TASK BRIEF: Identify the lines holding "Versus" and copy them.

GIVEN DATA:
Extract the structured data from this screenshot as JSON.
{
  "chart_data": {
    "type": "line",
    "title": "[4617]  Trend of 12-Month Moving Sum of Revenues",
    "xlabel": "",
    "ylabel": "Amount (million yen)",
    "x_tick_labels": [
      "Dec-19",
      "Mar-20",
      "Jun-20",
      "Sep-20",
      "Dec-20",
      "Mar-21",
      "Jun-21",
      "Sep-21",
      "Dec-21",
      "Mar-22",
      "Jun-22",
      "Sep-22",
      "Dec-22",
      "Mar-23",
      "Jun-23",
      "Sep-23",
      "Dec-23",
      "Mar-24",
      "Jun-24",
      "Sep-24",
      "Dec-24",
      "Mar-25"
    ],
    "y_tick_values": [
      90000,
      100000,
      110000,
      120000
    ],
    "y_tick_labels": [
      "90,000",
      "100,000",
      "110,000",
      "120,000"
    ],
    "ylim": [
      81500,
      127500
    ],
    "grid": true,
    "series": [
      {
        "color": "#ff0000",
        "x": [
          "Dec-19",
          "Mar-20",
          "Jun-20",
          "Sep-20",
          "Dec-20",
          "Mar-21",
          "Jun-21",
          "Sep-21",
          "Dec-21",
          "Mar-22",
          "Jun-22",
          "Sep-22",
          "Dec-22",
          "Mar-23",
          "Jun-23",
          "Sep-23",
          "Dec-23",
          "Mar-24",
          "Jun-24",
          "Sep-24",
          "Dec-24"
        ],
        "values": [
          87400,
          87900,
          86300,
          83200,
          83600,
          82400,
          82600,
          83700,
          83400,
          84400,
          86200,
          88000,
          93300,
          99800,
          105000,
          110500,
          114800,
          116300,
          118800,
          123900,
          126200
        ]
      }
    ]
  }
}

---

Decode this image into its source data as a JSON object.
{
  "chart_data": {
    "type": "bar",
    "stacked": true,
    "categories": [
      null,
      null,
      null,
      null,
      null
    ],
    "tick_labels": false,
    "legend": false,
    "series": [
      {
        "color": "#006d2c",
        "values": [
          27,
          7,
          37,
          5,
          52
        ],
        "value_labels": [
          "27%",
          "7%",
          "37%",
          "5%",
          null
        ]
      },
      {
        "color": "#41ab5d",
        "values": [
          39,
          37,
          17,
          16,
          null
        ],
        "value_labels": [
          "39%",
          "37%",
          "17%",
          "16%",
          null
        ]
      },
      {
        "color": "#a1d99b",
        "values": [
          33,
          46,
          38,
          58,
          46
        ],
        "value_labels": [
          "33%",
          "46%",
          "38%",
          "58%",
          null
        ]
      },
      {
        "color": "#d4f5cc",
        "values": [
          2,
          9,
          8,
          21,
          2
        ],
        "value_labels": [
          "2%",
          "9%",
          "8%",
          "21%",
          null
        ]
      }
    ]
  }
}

...

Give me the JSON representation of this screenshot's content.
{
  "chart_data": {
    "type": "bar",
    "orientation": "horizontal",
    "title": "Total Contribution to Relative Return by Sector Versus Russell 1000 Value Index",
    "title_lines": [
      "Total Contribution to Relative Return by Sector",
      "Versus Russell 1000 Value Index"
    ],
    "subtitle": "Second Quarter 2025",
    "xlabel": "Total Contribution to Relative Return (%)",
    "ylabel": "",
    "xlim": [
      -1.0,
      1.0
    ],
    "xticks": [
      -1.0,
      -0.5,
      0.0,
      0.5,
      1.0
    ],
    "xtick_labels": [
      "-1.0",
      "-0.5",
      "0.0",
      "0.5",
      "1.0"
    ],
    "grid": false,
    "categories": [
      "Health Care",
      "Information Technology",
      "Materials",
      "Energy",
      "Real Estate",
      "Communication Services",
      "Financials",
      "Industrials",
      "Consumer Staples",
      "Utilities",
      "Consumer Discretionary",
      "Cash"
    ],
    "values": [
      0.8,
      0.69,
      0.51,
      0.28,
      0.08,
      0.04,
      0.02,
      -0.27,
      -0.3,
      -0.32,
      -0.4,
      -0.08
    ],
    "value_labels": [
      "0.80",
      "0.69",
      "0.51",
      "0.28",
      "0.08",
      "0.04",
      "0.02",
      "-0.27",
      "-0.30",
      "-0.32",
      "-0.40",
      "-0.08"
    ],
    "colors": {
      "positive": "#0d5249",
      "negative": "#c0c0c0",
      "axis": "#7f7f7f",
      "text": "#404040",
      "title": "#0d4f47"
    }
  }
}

EXERCISE SOLUTION:
    "title": "Total Contribution to Relative Return by Sector Versus Russell 1000 Value Index",
      "Versus Russell 1000 Value Index"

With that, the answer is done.